### DATA ROWS
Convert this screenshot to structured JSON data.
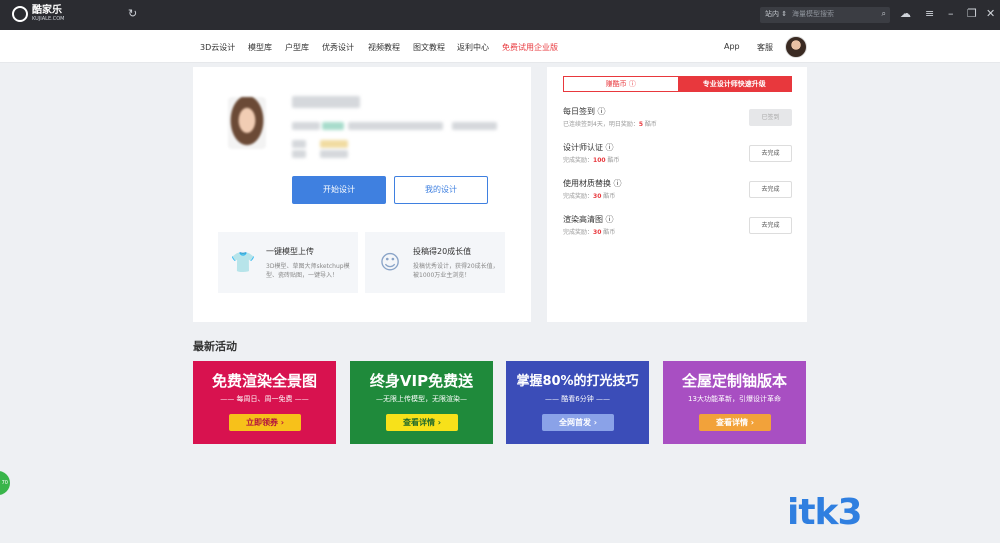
{
  "topbar": {
    "logo_text": "酷家乐",
    "logo_sub": "KUJIALE.COM",
    "refresh_icon": "↻",
    "search_scope": "站内 ⇕",
    "search_placeholder": "海量模型搜索",
    "icons": [
      "search-icon",
      "cloud-upload-icon",
      "menu-icon",
      "minimize-icon",
      "restore-icon",
      "close-icon"
    ]
  },
  "nav": {
    "items": [
      "3D云设计",
      "模型库",
      "户型库",
      "优秀设计",
      "视频教程",
      "图文教程",
      "返利中心",
      "免费试用企业版"
    ],
    "app_label": "App",
    "service_label": "客服"
  },
  "profile": {
    "start_design": "开始设计",
    "my_design": "我的设计"
  },
  "features": [
    {
      "icon": "shirt-icon",
      "title": "一键模型上传",
      "desc": "3D模型、草图大师sketchup模型、瓷砖贴图，一键导入！"
    },
    {
      "icon": "medal-icon",
      "title": "投稿得20成长值",
      "desc": "投稿优秀设计，获得20成长值，被1000万业主浏览！"
    }
  ],
  "tasks_panel": {
    "tabs": [
      "赚酷币 ⓘ",
      "专业设计师快速升级"
    ],
    "tasks": [
      {
        "title": "每日签到 ⓘ",
        "sub": "已连续签到4天，明日奖励：",
        "reward": "5",
        "unit": " 酷币",
        "button": "已签到",
        "done": true
      },
      {
        "title": "设计师认证 ⓘ",
        "sub": "完成奖励：",
        "reward": "100",
        "unit": " 酷币",
        "button": "去完成",
        "done": false
      },
      {
        "title": "使用材质替换 ⓘ",
        "sub": "完成奖励：",
        "reward": "30",
        "unit": " 酷币",
        "button": "去完成",
        "done": false
      },
      {
        "title": "渲染高清图 ⓘ",
        "sub": "完成奖励：",
        "reward": "30",
        "unit": " 酷币",
        "button": "去完成",
        "done": false
      }
    ]
  },
  "activities": {
    "title": "最新活动",
    "banners": [
      {
        "title": "免费渲染全景图",
        "sub": "—— 每周日、周一免费 ——",
        "button": "立即领券 ›",
        "bg": "#d8124f",
        "btn_bg": "#f7c11a",
        "btn_fg": "#b3113f"
      },
      {
        "title": "终身VIP免费送",
        "sub": "—无限上传模型，无限渲染—",
        "button": "查看详情 ›",
        "bg": "#1f8a3b",
        "btn_bg": "#f7e11a",
        "btn_fg": "#1f6a2b"
      },
      {
        "title": "掌握80%的打光技巧",
        "sub": "—— 酷看6分钟 ——",
        "button": "全网首发 ›",
        "bg": "#3b4db8",
        "btn_bg": "#8aa2e8",
        "btn_fg": "#ffffff"
      },
      {
        "title": "全屋定制铀版本",
        "sub": "13大功能革新，引爆设计革命",
        "button": "查看详情 ›",
        "bg": "#a84fc2",
        "btn_bg": "#f2a23a",
        "btn_fg": "#ffffff"
      }
    ]
  },
  "watermark": "itk3",
  "float_badge": "70"
}
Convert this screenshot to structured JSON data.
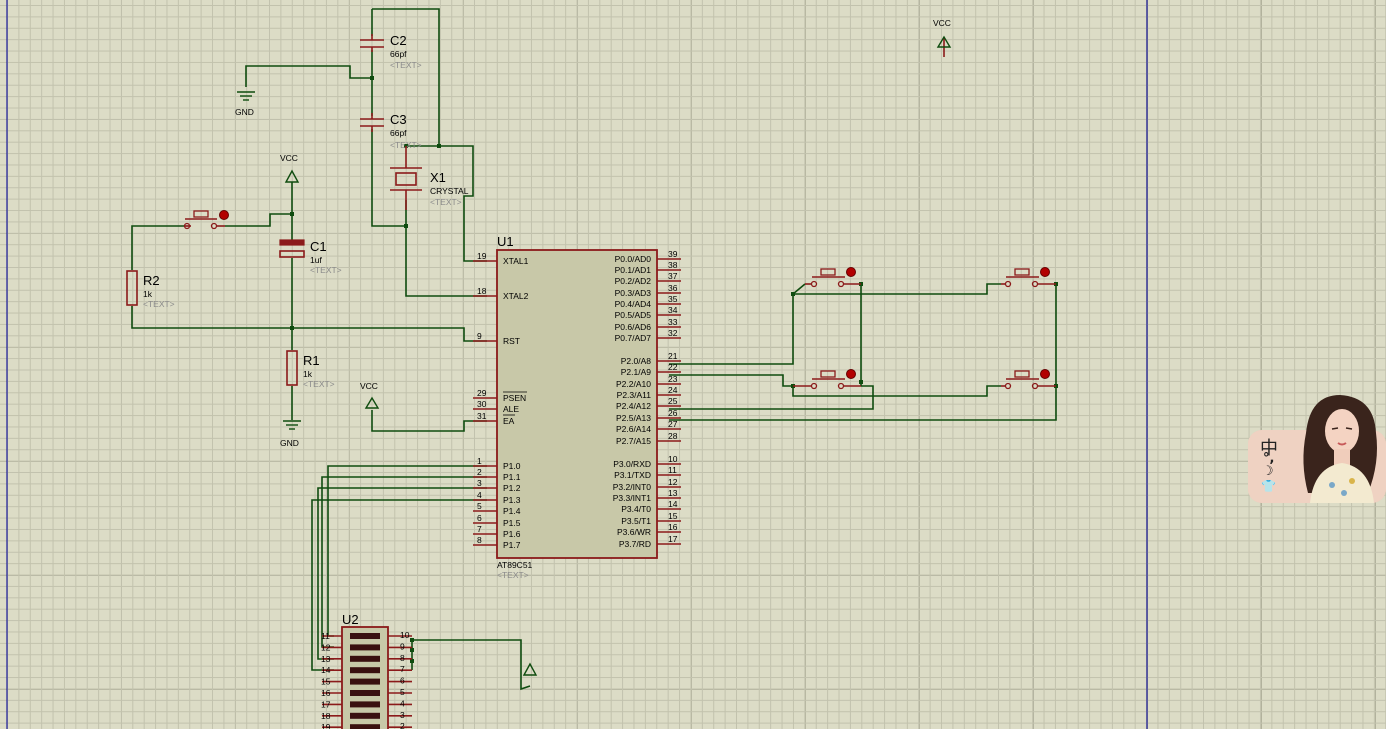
{
  "u1": {
    "ref": "U1",
    "part": "AT89C51",
    "text": "<TEXT>",
    "left_pins": [
      {
        "num": "19",
        "name": "XTAL1"
      },
      {
        "num": "18",
        "name": "XTAL2"
      },
      {
        "num": "9",
        "name": "RST"
      },
      {
        "num": "29",
        "name": "PSEN"
      },
      {
        "num": "30",
        "name": "ALE"
      },
      {
        "num": "31",
        "name": "EA"
      },
      {
        "num": "1",
        "name": "P1.0"
      },
      {
        "num": "2",
        "name": "P1.1"
      },
      {
        "num": "3",
        "name": "P1.2"
      },
      {
        "num": "4",
        "name": "P1.3"
      },
      {
        "num": "5",
        "name": "P1.4"
      },
      {
        "num": "6",
        "name": "P1.5"
      },
      {
        "num": "7",
        "name": "P1.6"
      },
      {
        "num": "8",
        "name": "P1.7"
      }
    ],
    "right_pins": [
      {
        "num": "39",
        "name": "P0.0/AD0"
      },
      {
        "num": "38",
        "name": "P0.1/AD1"
      },
      {
        "num": "37",
        "name": "P0.2/AD2"
      },
      {
        "num": "36",
        "name": "P0.3/AD3"
      },
      {
        "num": "35",
        "name": "P0.4/AD4"
      },
      {
        "num": "34",
        "name": "P0.5/AD5"
      },
      {
        "num": "33",
        "name": "P0.6/AD6"
      },
      {
        "num": "32",
        "name": "P0.7/AD7"
      },
      {
        "num": "21",
        "name": "P2.0/A8"
      },
      {
        "num": "22",
        "name": "P2.1/A9"
      },
      {
        "num": "23",
        "name": "P2.2/A10"
      },
      {
        "num": "24",
        "name": "P2.3/A11"
      },
      {
        "num": "25",
        "name": "P2.4/A12"
      },
      {
        "num": "26",
        "name": "P2.5/A13"
      },
      {
        "num": "27",
        "name": "P2.6/A14"
      },
      {
        "num": "28",
        "name": "P2.7/A15"
      },
      {
        "num": "10",
        "name": "P3.0/RXD"
      },
      {
        "num": "11",
        "name": "P3.1/TXD"
      },
      {
        "num": "12",
        "name": "P3.2/INT0"
      },
      {
        "num": "13",
        "name": "P3.3/INT1"
      },
      {
        "num": "14",
        "name": "P3.4/T0"
      },
      {
        "num": "15",
        "name": "P3.5/T1"
      },
      {
        "num": "16",
        "name": "P3.6/WR"
      },
      {
        "num": "17",
        "name": "P3.7/RD"
      }
    ]
  },
  "c2": {
    "ref": "C2",
    "value": "66pf",
    "text": "<TEXT>"
  },
  "c3": {
    "ref": "C3",
    "value": "66pf",
    "text": "<TEXT>"
  },
  "x1": {
    "ref": "X1",
    "value": "CRYSTAL",
    "text": "<TEXT>"
  },
  "c1": {
    "ref": "C1",
    "value": "1uf",
    "text": "<TEXT>"
  },
  "r1": {
    "ref": "R1",
    "value": "1k",
    "text": "<TEXT>"
  },
  "r2": {
    "ref": "R2",
    "value": "1k",
    "text": "<TEXT>"
  },
  "u2": {
    "ref": "U2",
    "left_pins": [
      "11",
      "12",
      "13",
      "14",
      "15",
      "16",
      "17",
      "18",
      "19"
    ],
    "right_pins": [
      "10",
      "9",
      "8",
      "7",
      "6",
      "5",
      "4",
      "3",
      "2"
    ]
  },
  "power": {
    "vcc": "VCC",
    "gnd": "GND"
  },
  "avatar_glyphs": [
    "中",
    "°,",
    "☽",
    "👕"
  ],
  "colors": {
    "wire": "#0f4c0f",
    "component": "#8b1a1a",
    "chip_body": "#c8c8a8",
    "grid": "#dcdcc6"
  }
}
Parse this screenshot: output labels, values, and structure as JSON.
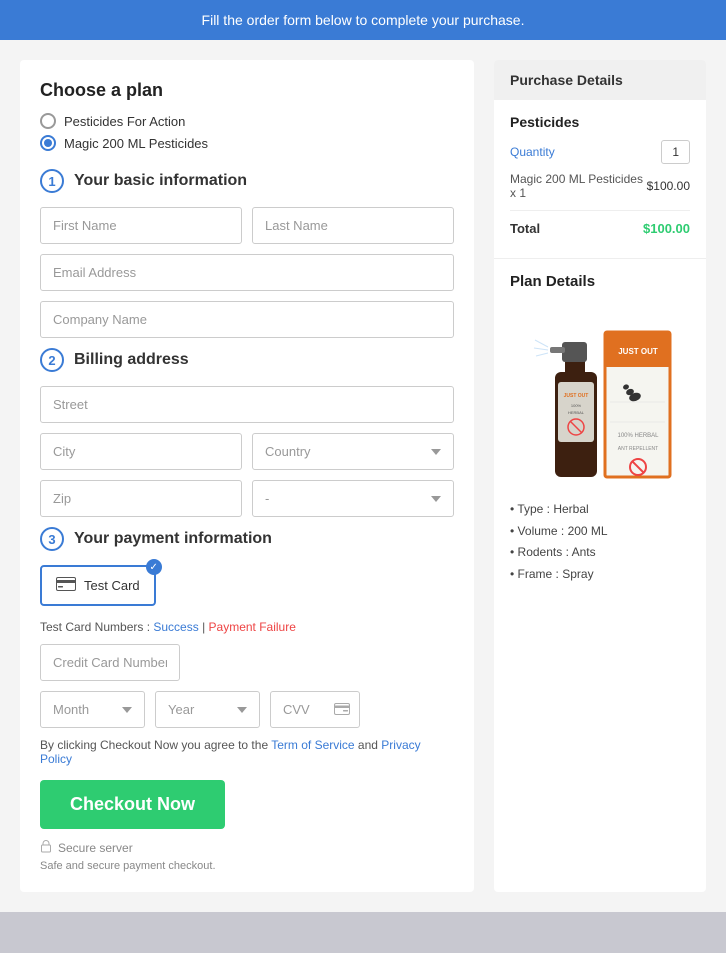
{
  "banner": {
    "text": "Fill the order form below to complete your purchase."
  },
  "leftPanel": {
    "choosePlan": {
      "title": "Choose a plan",
      "options": [
        {
          "label": "Pesticides For Action",
          "selected": false
        },
        {
          "label": "Magic 200 ML Pesticides",
          "selected": true
        }
      ]
    },
    "step1": {
      "number": "1",
      "title": "Your basic information",
      "fields": {
        "firstName": "First Name",
        "lastName": "Last Name",
        "email": "Email Address",
        "company": "Company Name"
      }
    },
    "step2": {
      "number": "2",
      "title": "Billing address",
      "fields": {
        "street": "Street",
        "city": "City",
        "country": "Country",
        "zip": "Zip",
        "state": "-"
      }
    },
    "step3": {
      "number": "3",
      "title": "Your payment information",
      "cardOption": {
        "label": "Test Card"
      },
      "testCardInfo": {
        "prefix": "Test Card Numbers : ",
        "success": "Success",
        "separator": " | ",
        "failure": "Payment Failure"
      },
      "fields": {
        "creditCardNumber": "Credit Card Number",
        "month": "Month",
        "year": "Year",
        "cvv": "CVV"
      }
    },
    "terms": {
      "text1": "By clicking Checkout Now you agree to the ",
      "link1": "Term of Service",
      "text2": " and ",
      "link2": "Privacy Policy"
    },
    "checkoutBtn": "Checkout Now",
    "secureServer": "Secure server",
    "securePayment": "Safe and secure payment checkout."
  },
  "rightPanel": {
    "purchaseDetails": {
      "header": "Purchase Details",
      "sectionTitle": "Pesticides",
      "quantityLabel": "Quantity",
      "quantityValue": "1",
      "itemLabel": "Magic 200 ML Pesticides x 1",
      "itemPrice": "$100.00",
      "totalLabel": "Total",
      "totalPrice": "$100.00"
    },
    "planDetails": {
      "title": "Plan Details",
      "productFeatures": [
        "Type : Herbal",
        "Volume : 200 ML",
        "Rodents : Ants",
        "Frame : Spray"
      ]
    }
  }
}
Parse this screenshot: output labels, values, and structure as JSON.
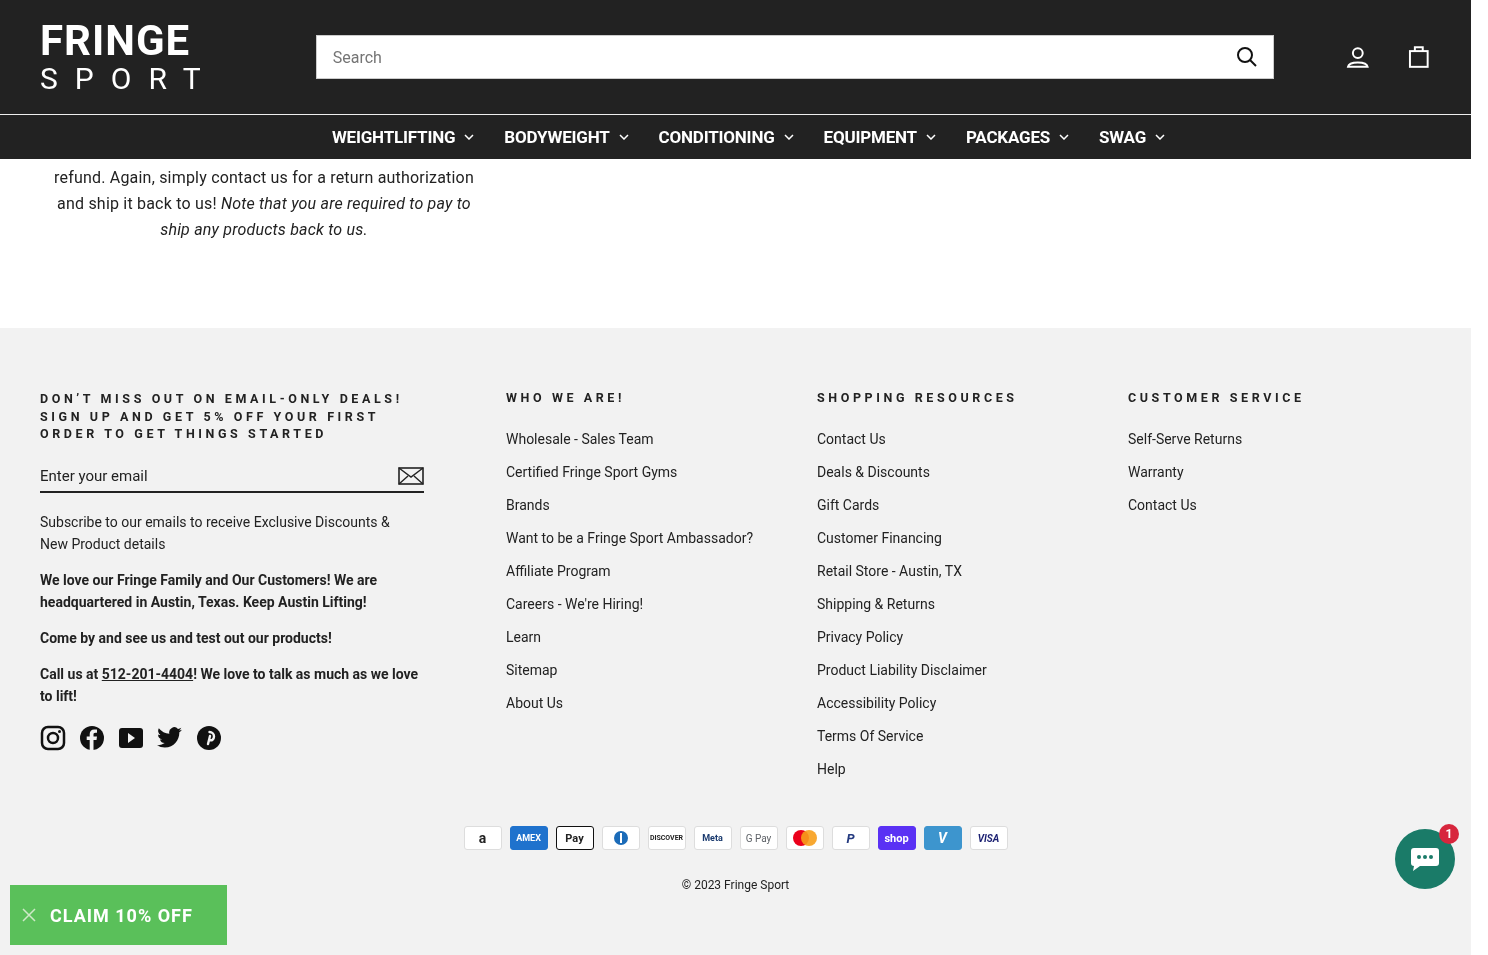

### TASK TO CARRY OUT
Each line with the string "reward" in it needs to be found and copied.

### WRITTEN ANSWER
        "reward": "5",
        "reward": "100",
        "reward": "30",
        "reward": "30",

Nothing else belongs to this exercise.